[Part of a data file]

++++++++++++++++++++

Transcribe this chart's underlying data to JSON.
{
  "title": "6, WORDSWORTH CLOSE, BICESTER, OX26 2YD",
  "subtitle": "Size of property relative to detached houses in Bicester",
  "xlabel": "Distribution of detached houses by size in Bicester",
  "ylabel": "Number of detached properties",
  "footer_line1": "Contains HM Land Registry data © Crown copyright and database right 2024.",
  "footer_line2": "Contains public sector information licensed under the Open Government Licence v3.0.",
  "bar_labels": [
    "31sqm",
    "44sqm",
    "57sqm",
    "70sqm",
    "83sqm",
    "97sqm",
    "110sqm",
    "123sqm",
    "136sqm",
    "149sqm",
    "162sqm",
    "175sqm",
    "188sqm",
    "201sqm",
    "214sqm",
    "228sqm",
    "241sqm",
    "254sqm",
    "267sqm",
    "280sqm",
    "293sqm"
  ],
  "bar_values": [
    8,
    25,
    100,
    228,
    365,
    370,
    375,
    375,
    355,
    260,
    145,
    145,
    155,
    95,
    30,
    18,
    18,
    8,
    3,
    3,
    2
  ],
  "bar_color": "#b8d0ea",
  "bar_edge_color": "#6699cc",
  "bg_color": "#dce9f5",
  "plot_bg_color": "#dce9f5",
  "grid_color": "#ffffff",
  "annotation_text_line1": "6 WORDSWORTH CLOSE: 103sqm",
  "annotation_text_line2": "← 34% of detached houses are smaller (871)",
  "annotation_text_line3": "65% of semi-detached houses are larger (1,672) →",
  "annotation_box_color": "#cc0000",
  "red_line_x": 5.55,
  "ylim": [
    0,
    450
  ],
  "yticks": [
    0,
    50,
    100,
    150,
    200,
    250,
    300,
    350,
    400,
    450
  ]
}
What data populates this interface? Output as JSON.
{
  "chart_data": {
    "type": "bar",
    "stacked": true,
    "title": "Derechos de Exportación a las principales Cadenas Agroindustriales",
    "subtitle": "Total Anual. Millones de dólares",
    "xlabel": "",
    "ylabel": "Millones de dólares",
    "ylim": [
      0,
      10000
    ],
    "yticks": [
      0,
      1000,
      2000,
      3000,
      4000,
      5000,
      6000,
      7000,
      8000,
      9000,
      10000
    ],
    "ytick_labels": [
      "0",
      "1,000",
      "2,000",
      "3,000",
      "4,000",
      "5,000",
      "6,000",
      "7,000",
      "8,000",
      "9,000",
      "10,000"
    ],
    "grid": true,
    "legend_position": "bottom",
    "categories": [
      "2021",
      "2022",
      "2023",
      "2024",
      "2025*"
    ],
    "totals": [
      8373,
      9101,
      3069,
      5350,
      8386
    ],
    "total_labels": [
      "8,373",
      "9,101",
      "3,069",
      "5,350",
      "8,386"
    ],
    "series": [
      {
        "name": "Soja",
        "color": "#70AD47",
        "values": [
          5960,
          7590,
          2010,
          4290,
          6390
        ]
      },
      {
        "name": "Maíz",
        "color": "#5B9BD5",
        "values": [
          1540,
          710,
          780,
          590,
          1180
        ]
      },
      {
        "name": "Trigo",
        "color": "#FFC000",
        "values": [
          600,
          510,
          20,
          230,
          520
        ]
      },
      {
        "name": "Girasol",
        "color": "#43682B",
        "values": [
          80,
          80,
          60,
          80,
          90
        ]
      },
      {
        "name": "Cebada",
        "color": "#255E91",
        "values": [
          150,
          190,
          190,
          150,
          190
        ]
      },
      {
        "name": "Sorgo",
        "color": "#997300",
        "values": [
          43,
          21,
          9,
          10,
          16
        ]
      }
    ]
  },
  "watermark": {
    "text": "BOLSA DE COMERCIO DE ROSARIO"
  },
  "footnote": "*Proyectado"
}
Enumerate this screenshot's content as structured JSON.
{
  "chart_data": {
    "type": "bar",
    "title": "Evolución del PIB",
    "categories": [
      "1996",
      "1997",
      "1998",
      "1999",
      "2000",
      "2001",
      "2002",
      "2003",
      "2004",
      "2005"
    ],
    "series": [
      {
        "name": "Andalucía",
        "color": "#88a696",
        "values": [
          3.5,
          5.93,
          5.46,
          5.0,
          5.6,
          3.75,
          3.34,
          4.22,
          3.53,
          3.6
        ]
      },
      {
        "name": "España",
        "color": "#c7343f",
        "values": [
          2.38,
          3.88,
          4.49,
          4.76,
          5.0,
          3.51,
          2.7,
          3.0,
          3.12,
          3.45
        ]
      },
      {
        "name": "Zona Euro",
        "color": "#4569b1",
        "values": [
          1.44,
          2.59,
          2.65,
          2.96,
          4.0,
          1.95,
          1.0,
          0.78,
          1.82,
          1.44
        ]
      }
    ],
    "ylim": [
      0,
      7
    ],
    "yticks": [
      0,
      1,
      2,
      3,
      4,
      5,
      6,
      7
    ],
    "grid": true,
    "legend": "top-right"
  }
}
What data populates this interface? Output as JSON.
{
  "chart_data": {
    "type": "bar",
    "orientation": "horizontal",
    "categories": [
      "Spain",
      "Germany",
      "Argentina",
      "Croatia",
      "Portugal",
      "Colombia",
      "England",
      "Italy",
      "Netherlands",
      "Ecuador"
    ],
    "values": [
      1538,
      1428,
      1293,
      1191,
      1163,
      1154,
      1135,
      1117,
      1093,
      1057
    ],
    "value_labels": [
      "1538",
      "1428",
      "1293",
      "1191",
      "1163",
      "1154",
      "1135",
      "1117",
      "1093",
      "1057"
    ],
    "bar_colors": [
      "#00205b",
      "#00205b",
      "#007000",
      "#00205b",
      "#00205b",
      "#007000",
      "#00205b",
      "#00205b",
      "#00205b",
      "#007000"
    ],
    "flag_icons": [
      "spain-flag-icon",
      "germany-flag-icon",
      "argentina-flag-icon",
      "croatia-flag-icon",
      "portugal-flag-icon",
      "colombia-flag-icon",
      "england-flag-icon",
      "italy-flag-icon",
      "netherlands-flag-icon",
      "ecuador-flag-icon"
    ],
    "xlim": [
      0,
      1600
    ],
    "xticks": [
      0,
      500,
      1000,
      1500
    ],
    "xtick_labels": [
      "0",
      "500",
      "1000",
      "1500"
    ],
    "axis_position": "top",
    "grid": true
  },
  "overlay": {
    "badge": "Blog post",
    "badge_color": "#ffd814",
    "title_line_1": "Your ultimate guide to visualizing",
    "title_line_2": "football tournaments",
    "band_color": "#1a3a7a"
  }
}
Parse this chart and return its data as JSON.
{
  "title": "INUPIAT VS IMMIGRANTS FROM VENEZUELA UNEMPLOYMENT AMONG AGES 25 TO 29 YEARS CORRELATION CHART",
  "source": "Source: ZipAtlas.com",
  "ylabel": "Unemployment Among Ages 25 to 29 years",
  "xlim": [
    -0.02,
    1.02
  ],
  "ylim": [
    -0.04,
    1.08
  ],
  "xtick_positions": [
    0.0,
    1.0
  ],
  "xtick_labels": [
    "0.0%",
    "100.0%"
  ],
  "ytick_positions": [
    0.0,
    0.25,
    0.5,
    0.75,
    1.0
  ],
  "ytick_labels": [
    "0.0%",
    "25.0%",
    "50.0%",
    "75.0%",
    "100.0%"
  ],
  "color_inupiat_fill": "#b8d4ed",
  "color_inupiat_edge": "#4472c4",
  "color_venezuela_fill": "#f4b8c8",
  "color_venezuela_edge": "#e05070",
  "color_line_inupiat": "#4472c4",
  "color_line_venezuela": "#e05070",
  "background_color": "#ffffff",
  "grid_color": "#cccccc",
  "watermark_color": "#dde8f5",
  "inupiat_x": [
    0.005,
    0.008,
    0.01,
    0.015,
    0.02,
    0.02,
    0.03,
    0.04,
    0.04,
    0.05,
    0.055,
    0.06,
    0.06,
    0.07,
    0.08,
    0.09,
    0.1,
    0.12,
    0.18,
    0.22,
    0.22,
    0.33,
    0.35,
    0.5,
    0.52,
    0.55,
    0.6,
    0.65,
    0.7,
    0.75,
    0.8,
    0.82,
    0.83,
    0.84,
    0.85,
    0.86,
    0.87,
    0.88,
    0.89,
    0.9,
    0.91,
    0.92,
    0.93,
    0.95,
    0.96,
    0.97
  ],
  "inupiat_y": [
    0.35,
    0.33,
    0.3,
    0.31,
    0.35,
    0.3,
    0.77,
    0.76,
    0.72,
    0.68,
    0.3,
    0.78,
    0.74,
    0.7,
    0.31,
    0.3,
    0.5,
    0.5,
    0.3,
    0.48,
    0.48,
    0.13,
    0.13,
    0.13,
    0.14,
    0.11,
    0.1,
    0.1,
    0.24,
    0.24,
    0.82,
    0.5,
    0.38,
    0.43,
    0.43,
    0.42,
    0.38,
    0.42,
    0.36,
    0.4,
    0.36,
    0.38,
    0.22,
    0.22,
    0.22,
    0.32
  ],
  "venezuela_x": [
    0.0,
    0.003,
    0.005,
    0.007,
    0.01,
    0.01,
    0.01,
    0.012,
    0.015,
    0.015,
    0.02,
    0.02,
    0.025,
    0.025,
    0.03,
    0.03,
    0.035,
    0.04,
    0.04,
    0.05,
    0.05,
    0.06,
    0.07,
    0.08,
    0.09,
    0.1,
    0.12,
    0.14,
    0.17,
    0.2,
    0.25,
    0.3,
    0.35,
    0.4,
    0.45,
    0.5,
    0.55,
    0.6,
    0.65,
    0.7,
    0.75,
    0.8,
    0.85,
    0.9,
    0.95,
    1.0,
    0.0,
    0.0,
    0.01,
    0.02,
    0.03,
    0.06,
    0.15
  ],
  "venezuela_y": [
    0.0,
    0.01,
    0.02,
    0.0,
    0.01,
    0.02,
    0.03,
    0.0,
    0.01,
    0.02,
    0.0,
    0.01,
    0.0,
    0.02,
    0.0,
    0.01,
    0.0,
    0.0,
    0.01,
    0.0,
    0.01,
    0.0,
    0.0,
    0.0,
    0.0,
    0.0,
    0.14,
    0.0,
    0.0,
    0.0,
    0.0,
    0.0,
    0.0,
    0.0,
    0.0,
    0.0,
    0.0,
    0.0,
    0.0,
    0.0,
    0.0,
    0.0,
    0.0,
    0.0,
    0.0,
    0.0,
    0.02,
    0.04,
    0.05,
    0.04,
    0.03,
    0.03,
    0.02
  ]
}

++++++++++++++++++++

Task:
Copy each line of the entries that includes the word "Millones".

Response:
    "subtitle": "Total Anual. Millones de dólares",
    "ylabel": "Millones de dólares",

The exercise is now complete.